TO BE DONE.
Using the data below, repeat all of it precisely.

[Dataset rows about figures]
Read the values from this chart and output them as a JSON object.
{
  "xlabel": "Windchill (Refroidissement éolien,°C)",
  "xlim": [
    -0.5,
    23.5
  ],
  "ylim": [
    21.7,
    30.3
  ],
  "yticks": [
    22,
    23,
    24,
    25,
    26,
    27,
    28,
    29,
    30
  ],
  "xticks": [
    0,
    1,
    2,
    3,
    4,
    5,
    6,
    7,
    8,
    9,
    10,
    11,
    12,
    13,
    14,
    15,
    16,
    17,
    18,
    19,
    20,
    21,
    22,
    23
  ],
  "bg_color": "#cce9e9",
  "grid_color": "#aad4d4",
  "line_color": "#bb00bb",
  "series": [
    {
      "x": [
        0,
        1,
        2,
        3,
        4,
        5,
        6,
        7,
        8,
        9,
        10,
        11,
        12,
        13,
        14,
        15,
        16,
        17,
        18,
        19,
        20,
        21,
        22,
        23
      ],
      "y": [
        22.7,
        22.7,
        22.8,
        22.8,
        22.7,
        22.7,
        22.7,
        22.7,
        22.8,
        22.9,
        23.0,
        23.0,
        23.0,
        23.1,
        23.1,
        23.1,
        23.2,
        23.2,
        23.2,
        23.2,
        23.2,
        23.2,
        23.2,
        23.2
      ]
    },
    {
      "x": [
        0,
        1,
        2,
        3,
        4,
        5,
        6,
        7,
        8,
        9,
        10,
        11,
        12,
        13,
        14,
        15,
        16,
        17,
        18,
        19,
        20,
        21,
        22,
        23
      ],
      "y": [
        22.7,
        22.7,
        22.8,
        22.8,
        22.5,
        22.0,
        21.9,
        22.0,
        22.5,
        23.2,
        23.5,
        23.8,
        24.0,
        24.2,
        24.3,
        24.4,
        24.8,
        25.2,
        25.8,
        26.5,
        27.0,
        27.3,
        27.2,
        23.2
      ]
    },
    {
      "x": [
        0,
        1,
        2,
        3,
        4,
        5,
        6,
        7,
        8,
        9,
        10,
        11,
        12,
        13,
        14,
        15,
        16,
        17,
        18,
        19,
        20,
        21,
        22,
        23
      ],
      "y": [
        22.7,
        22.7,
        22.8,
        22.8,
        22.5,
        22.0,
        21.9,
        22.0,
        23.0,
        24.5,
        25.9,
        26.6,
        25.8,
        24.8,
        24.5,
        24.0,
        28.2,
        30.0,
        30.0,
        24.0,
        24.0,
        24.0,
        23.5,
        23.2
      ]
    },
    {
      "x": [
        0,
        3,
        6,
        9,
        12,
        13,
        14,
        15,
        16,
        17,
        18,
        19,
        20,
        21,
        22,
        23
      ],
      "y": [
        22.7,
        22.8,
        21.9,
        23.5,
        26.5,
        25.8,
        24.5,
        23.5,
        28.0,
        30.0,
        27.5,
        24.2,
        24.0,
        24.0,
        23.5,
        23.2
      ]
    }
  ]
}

EXERCISE OUTPUT.
Read the values from this chart and output them as a JSON object.
{
  "xlabel": "Windchill (Refroidissement éolien,°C)",
  "xlim": [
    -0.5,
    23.5
  ],
  "ylim": [
    21.7,
    30.3
  ],
  "yticks": [
    22,
    23,
    24,
    25,
    26,
    27,
    28,
    29,
    30
  ],
  "xticks": [
    0,
    1,
    2,
    3,
    4,
    5,
    6,
    7,
    8,
    9,
    10,
    11,
    12,
    13,
    14,
    15,
    16,
    17,
    18,
    19,
    20,
    21,
    22,
    23
  ],
  "bg_color": "#cce9e9",
  "grid_color": "#aad4d4",
  "line_color": "#bb00bb",
  "series": [
    {
      "x": [
        0,
        1,
        2,
        3,
        4,
        5,
        6,
        7,
        8,
        9,
        10,
        11,
        12,
        13,
        14,
        15,
        16,
        17,
        18,
        19,
        20,
        21,
        22,
        23
      ],
      "y": [
        22.7,
        22.7,
        22.8,
        22.8,
        22.7,
        22.7,
        22.7,
        22.7,
        22.8,
        22.9,
        23.0,
        23.0,
        23.0,
        23.1,
        23.1,
        23.1,
        23.2,
        23.2,
        23.2,
        23.2,
        23.2,
        23.2,
        23.2,
        23.2
      ]
    },
    {
      "x": [
        0,
        1,
        2,
        3,
        4,
        5,
        6,
        7,
        8,
        9,
        10,
        11,
        12,
        13,
        14,
        15,
        16,
        17,
        18,
        19,
        20,
        21,
        22,
        23
      ],
      "y": [
        22.7,
        22.7,
        22.8,
        22.8,
        22.5,
        22.0,
        21.9,
        22.0,
        22.5,
        23.2,
        23.5,
        23.8,
        24.0,
        24.2,
        24.3,
        24.4,
        24.8,
        25.2,
        25.8,
        26.5,
        27.0,
        27.3,
        27.2,
        23.2
      ]
    },
    {
      "x": [
        0,
        1,
        2,
        3,
        4,
        5,
        6,
        7,
        8,
        9,
        10,
        11,
        12,
        13,
        14,
        15,
        16,
        17,
        18,
        19,
        20,
        21,
        22,
        23
      ],
      "y": [
        22.7,
        22.7,
        22.8,
        22.8,
        22.5,
        22.0,
        21.9,
        22.0,
        23.0,
        24.5,
        25.9,
        26.6,
        25.8,
        24.8,
        24.5,
        24.0,
        28.2,
        30.0,
        30.0,
        24.0,
        24.0,
        24.0,
        23.5,
        23.2
      ]
    },
    {
      "x": [
        0,
        3,
        6,
        9,
        12,
        13,
        14,
        15,
        16,
        17,
        18,
        19,
        20,
        21,
        22,
        23
      ],
      "y": [
        22.7,
        22.8,
        21.9,
        23.5,
        26.5,
        25.8,
        24.5,
        23.5,
        28.0,
        30.0,
        27.5,
        24.2,
        24.0,
        24.0,
        23.5,
        23.2
      ]
    }
  ]
}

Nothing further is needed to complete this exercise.